# INSTRUCTIONS FOR THE TASK
Copy the lines holding the word "JSON", all of them.

[Stored data]

◇ ◇ ◇ ◇

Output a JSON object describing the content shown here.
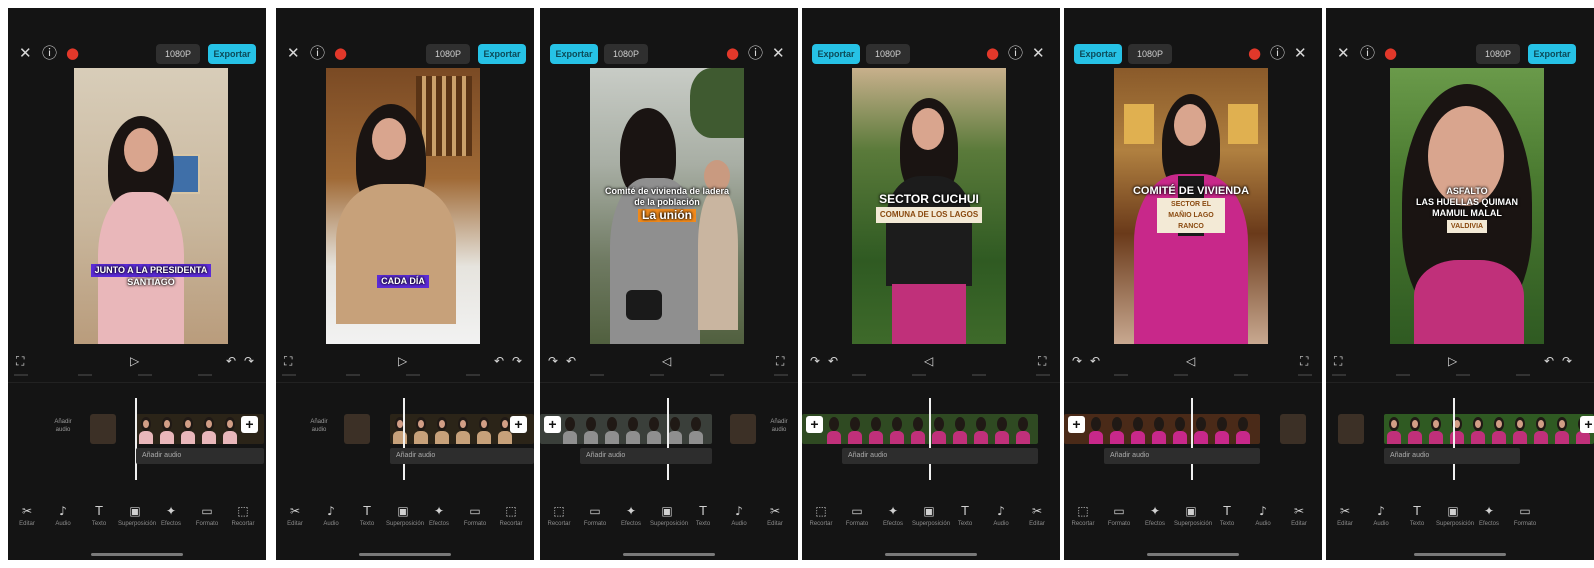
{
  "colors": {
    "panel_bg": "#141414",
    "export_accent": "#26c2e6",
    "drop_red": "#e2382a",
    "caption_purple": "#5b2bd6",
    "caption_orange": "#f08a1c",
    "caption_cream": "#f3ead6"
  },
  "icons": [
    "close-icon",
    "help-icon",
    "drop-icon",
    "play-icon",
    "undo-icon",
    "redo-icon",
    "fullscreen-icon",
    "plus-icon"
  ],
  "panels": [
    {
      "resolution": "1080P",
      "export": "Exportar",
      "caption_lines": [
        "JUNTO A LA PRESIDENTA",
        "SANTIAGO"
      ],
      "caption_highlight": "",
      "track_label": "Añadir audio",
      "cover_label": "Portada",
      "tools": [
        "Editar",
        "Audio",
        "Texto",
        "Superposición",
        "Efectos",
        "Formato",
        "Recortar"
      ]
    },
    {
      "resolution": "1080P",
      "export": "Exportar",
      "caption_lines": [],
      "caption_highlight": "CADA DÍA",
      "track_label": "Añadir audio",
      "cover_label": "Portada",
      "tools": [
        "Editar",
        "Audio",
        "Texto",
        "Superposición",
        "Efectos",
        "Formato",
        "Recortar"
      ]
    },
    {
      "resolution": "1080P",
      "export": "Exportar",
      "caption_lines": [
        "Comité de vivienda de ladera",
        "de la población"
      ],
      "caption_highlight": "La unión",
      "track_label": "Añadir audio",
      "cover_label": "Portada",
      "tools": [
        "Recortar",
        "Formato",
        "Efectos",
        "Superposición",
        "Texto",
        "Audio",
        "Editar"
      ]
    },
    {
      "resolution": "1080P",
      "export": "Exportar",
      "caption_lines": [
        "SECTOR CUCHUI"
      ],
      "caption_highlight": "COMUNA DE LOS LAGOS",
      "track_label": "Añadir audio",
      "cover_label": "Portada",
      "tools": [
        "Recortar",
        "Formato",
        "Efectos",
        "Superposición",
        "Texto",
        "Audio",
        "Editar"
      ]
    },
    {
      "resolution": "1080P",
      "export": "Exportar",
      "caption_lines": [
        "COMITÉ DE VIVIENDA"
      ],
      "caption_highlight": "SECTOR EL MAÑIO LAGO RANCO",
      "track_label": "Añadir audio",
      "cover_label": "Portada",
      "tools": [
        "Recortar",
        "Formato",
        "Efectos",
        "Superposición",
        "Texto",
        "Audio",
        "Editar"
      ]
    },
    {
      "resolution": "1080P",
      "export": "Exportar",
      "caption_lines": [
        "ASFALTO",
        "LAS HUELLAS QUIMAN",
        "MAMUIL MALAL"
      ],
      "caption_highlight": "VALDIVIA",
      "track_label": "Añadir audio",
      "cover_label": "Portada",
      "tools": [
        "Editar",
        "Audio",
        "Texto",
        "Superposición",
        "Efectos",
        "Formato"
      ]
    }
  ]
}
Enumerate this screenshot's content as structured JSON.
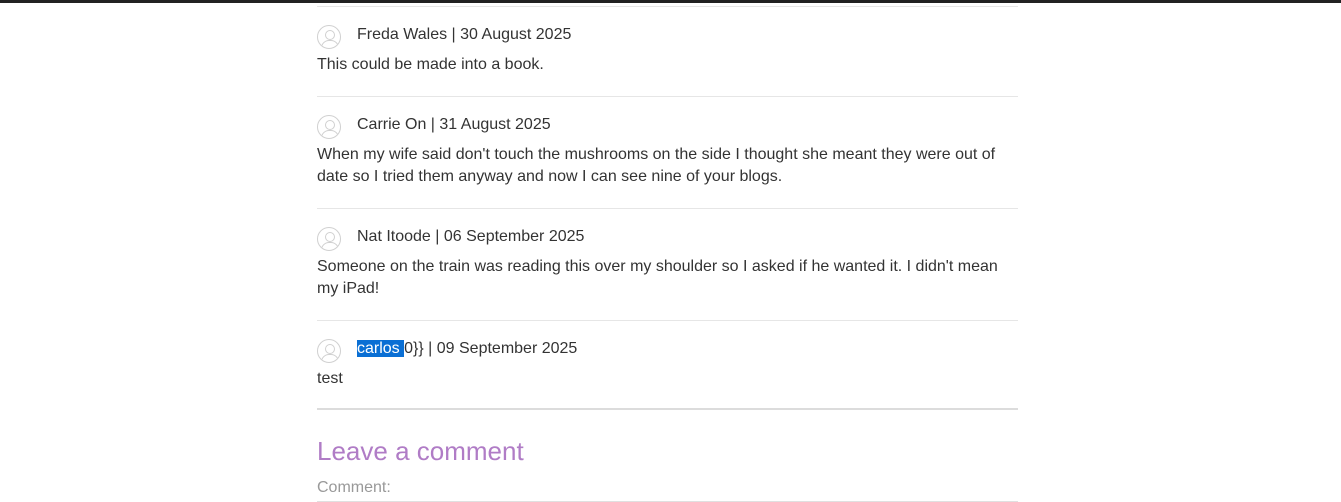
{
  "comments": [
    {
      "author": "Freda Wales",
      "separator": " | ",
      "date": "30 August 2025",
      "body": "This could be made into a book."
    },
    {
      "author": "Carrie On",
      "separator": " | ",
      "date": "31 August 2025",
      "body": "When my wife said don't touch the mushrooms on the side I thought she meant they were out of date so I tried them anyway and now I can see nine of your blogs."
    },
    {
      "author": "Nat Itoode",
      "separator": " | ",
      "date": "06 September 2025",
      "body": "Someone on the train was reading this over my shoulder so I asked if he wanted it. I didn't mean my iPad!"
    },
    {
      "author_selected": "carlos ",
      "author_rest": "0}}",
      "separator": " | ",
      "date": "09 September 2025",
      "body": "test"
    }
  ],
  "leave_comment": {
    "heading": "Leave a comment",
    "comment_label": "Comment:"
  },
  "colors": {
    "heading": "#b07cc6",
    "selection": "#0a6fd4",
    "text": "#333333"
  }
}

◇ ◇ ◇ ◇

# FINISHED TASK
Output a JSON object describing the content shown here.
Enumerate this screenshot's content as structured JSON.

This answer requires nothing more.